**Do this**
Spot each line in the records below where the word "grid" occurs, then copy it.

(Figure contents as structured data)
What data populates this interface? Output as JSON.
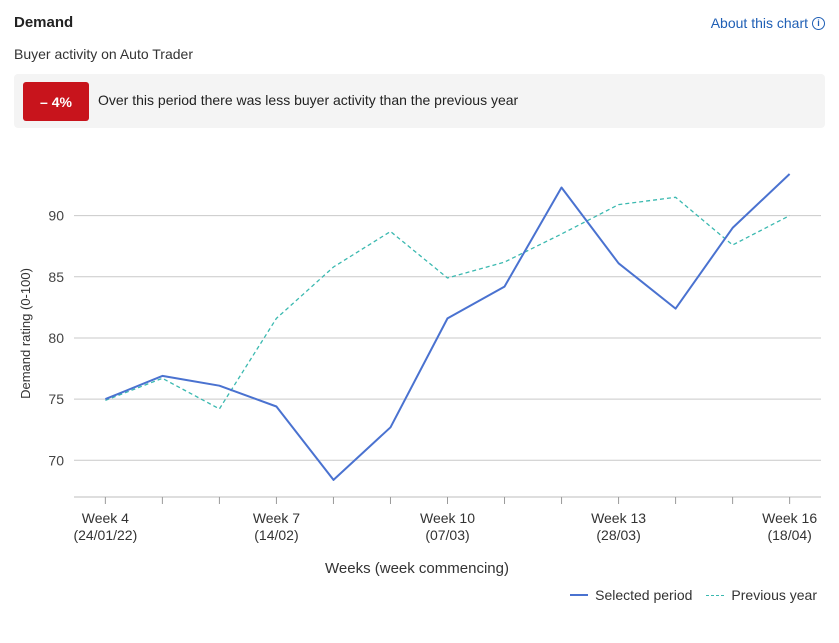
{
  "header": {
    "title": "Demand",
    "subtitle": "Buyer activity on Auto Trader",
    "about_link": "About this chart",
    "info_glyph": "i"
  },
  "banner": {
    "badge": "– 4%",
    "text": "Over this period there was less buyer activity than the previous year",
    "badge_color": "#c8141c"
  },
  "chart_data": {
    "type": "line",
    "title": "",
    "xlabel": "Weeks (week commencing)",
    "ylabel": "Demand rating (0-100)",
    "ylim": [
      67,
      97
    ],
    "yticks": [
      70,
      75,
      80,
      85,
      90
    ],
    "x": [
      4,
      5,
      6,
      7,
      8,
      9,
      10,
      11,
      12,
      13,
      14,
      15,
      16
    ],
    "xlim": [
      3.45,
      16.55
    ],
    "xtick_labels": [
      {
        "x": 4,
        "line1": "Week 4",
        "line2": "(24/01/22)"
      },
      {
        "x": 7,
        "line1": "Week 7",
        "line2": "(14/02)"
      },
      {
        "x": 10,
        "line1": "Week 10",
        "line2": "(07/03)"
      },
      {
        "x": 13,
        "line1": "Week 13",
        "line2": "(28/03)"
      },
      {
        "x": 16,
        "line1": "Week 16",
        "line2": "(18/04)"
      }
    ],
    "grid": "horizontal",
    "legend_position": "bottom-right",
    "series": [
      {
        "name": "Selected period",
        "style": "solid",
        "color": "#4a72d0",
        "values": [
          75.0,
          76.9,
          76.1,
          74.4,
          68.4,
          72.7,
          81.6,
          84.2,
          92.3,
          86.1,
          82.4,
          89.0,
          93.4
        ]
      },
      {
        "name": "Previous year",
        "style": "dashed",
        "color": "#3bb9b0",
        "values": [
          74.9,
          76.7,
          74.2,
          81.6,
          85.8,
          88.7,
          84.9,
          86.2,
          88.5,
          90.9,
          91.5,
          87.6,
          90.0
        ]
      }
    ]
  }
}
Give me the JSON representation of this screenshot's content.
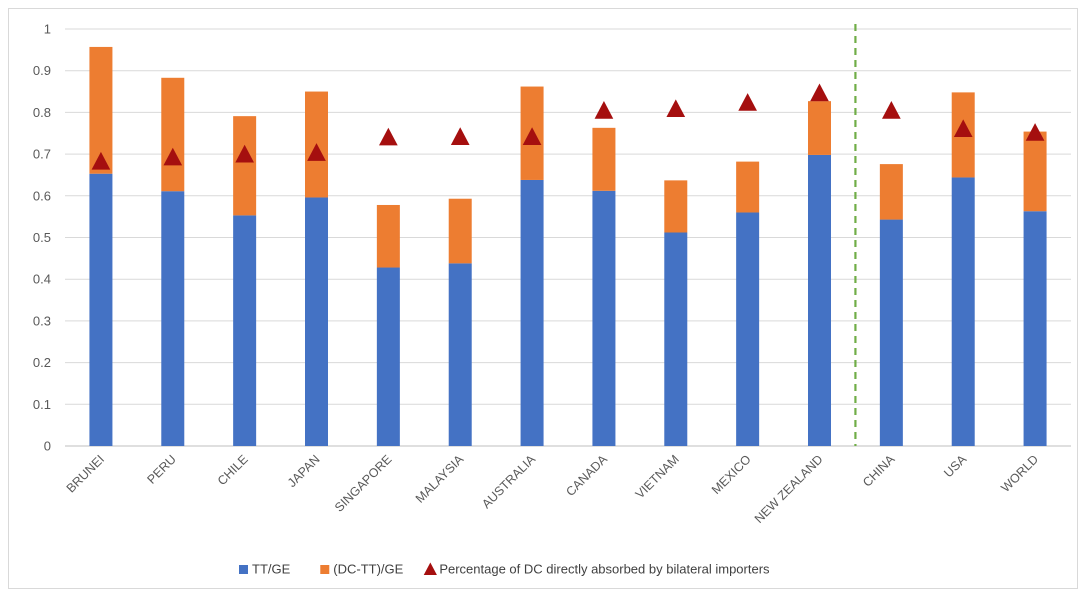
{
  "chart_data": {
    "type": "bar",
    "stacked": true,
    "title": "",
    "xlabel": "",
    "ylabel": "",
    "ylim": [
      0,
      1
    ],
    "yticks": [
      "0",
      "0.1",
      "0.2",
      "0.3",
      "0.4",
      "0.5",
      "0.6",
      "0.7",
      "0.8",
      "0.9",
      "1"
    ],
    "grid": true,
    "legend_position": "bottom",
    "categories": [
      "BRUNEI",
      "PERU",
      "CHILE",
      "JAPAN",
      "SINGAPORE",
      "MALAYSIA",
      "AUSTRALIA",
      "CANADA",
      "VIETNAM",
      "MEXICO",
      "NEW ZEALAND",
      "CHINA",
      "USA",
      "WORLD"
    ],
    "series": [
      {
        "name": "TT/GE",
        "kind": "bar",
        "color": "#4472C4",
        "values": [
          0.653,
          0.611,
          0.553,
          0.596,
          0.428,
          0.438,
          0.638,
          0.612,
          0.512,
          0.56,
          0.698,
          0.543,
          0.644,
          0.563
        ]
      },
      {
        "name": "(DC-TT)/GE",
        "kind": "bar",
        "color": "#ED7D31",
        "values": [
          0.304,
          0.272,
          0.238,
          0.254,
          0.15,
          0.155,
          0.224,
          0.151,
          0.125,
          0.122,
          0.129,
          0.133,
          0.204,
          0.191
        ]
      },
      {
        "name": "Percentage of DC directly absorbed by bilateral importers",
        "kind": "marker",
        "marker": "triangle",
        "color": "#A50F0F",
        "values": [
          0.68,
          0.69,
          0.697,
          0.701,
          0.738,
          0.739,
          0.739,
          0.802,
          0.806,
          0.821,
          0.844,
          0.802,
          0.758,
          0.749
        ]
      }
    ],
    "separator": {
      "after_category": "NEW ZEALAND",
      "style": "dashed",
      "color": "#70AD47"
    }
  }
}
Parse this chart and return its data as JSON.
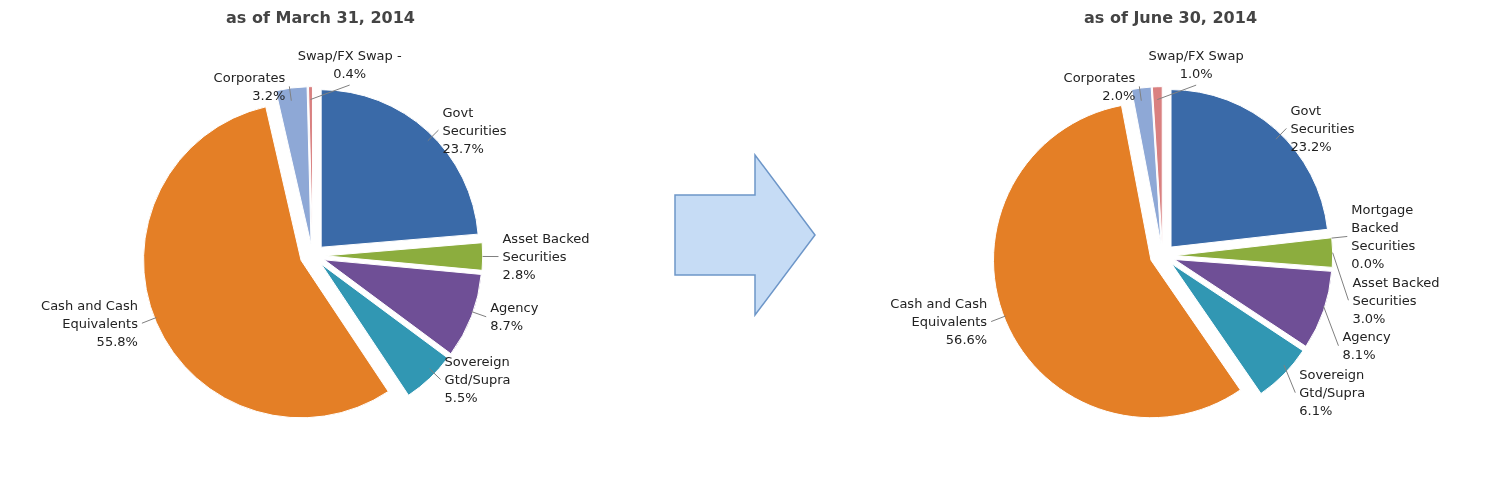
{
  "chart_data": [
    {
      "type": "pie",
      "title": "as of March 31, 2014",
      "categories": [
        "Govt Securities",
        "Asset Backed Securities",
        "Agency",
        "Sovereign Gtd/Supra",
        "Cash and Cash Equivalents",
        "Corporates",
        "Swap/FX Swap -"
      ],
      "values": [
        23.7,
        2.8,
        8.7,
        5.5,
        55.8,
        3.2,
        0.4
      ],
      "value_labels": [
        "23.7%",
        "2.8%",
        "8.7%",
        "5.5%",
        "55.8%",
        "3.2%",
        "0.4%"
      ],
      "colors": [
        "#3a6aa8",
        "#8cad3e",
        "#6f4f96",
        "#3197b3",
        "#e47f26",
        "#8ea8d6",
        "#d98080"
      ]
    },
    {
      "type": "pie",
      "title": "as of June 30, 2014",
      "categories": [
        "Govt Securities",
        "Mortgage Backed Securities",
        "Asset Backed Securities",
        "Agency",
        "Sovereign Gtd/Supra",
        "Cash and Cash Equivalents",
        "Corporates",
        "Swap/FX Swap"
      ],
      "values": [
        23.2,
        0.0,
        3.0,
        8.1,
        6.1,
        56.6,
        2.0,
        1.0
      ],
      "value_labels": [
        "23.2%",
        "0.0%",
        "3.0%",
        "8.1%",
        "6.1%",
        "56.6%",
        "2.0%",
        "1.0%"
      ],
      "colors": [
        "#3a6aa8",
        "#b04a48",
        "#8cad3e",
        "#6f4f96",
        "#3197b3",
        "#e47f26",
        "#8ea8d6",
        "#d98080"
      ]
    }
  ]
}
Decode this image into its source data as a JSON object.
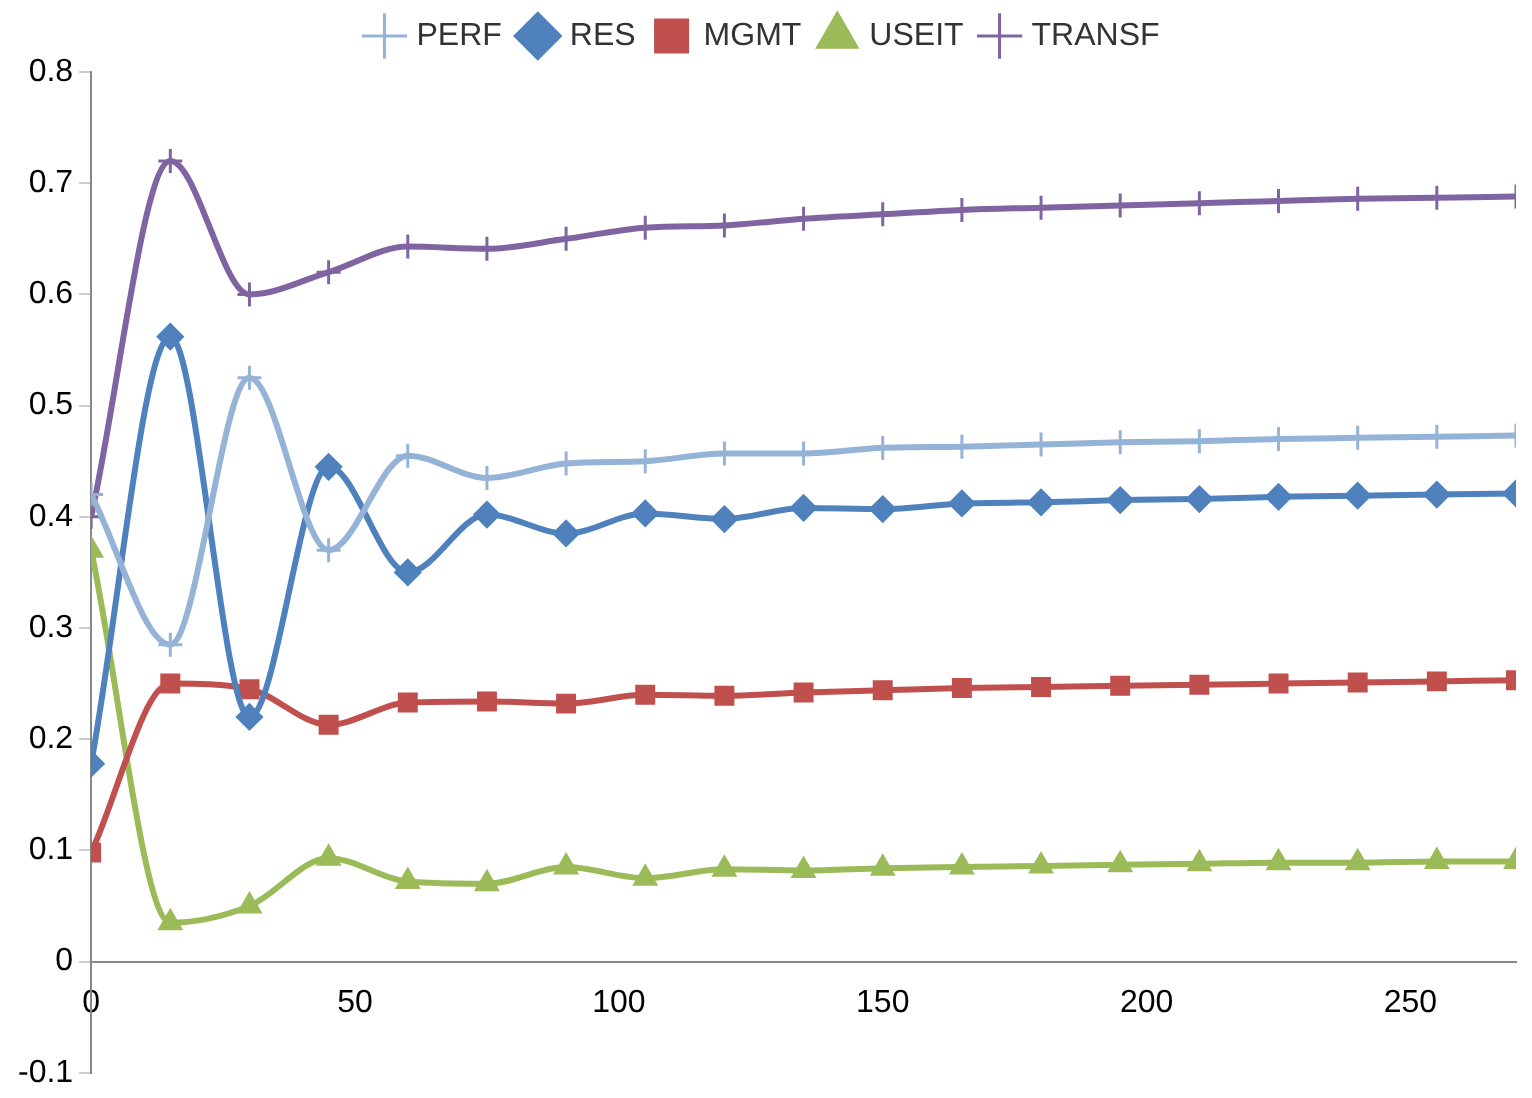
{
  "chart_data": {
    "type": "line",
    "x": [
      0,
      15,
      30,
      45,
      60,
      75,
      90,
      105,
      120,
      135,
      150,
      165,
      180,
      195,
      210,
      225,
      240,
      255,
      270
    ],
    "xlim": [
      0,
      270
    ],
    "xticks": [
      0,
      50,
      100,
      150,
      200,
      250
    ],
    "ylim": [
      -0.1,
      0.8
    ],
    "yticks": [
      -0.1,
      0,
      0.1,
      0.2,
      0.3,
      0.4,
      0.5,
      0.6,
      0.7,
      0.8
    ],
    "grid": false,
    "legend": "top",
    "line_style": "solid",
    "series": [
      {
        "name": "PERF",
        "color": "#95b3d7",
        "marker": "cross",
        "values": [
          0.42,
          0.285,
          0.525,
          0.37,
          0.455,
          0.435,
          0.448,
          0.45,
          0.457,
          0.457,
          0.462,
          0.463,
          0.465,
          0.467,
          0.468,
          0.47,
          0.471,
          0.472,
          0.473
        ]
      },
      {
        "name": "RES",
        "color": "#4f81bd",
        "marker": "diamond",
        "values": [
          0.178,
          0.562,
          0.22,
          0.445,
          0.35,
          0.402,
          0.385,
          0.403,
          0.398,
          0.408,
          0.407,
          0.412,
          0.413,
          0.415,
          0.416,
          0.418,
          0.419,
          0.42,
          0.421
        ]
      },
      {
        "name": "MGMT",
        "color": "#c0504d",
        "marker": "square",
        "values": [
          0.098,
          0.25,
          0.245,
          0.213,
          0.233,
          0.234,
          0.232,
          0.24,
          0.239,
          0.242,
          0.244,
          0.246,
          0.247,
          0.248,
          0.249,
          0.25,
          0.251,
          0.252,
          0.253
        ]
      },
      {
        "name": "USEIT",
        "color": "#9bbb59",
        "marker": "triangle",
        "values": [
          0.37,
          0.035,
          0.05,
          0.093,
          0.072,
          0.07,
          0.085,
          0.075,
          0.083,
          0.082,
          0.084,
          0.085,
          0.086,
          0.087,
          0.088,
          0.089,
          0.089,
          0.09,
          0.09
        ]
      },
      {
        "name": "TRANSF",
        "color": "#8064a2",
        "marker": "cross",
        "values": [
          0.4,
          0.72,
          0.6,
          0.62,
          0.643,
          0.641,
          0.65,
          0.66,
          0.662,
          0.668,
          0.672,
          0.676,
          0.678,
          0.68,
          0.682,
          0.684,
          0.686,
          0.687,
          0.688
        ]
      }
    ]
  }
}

**Task solution**
    "grid": "horizontal",
    "grid": true,
    "grid": false,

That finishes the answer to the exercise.